The model is a full information three period sequential game consisting of interactions between three risk-neutral agents: a commercial bank, and two institutions that support national welfare. The first institution is a central bank that acts as a lender of last resort by lending newly printed money to commercial banks in crisis. The second is a government which, as the fiscal authority, makes transfers to households. Although households also appear in the model, they do not behave strategically as their welfare comprises the objective of the government. An outline of the timing of the game is shown in Fig. 1.

Fig. 1

Game timing

In period 0 the bank collects a unit of deposits from households. A random fraction w of these are retail deposits that can be withdrawn on demand and the remaining 1 − w comprise long-term debt contracts that mature at the end of period 2. The interest rate on retail deposits is normalized to zero and debt contracts pay interest rate r. The more the bank relies on long-term debt to fund its investment, the greater the bank’s leverage and the greater prospect for household losses should the bank fail.

In period 0 the bank invests the full amount of its deposits in a risky project.⁴ A successful investment returns R while a failed investment returns zero and sparks a banking crisis. The bank chooses the level of investment risk, π, where the investment succeeds with probability π and fails with probability 1 − π. Once invested, each unit of the risky investment can be liquidated in period 1 at a cost λ per unit. In period 2 the investment is sunk and has a liquidation value of 0. As in Repullo (2005), the following simplifying assumption is made about the behavior of investment returns.

++++++

**PROBLEM REQUIREMENTS**
Reproduce the section of the passage on the bank lending game that starts at the words "In period 0 the bank invests" and stops after the words "of investment returns.", copying it word for word.

**DATA EXCERPT**
++++++

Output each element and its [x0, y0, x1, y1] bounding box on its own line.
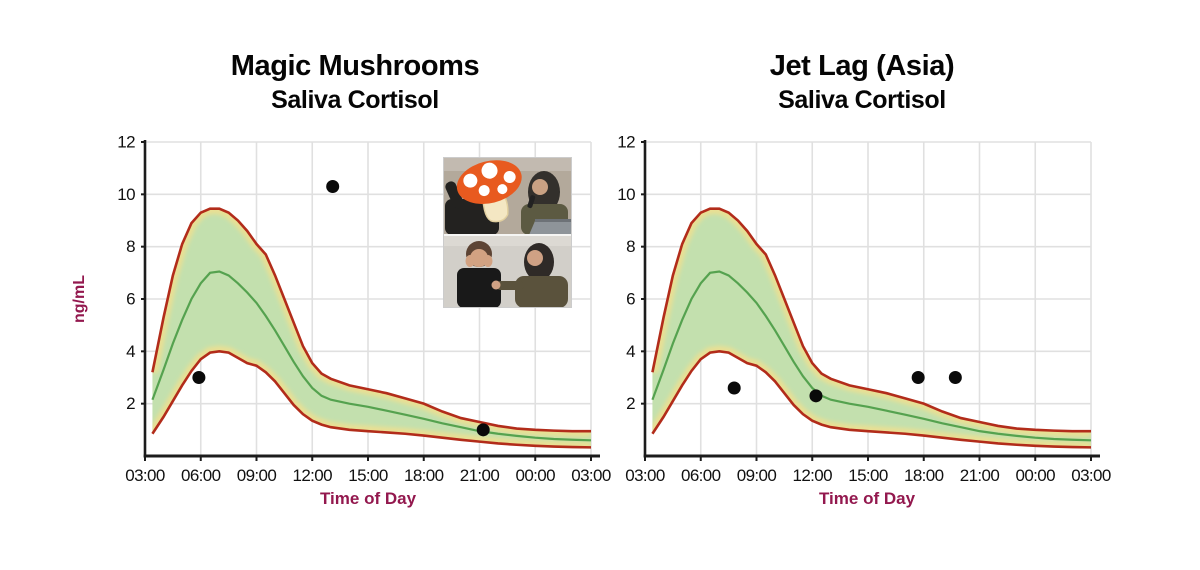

++++++

**FULL SOLUTION**
In period 0 the bank invests the full amount of its deposits in a risky project.⁴ A successful investment returns R while a failed investment returns zero and sparks a banking crisis. The bank chooses the level of investment risk, π, where the investment succeeds with probability π and fails with probability 1 − π. Once invested, each unit of the risky investment can be liquidated in period 1 at a cost λ per unit. In period 2 the investment is sunk and has a liquidation value of 0. As in Repullo (2005), the following simplifying assumption is made about the behavior of investment returns.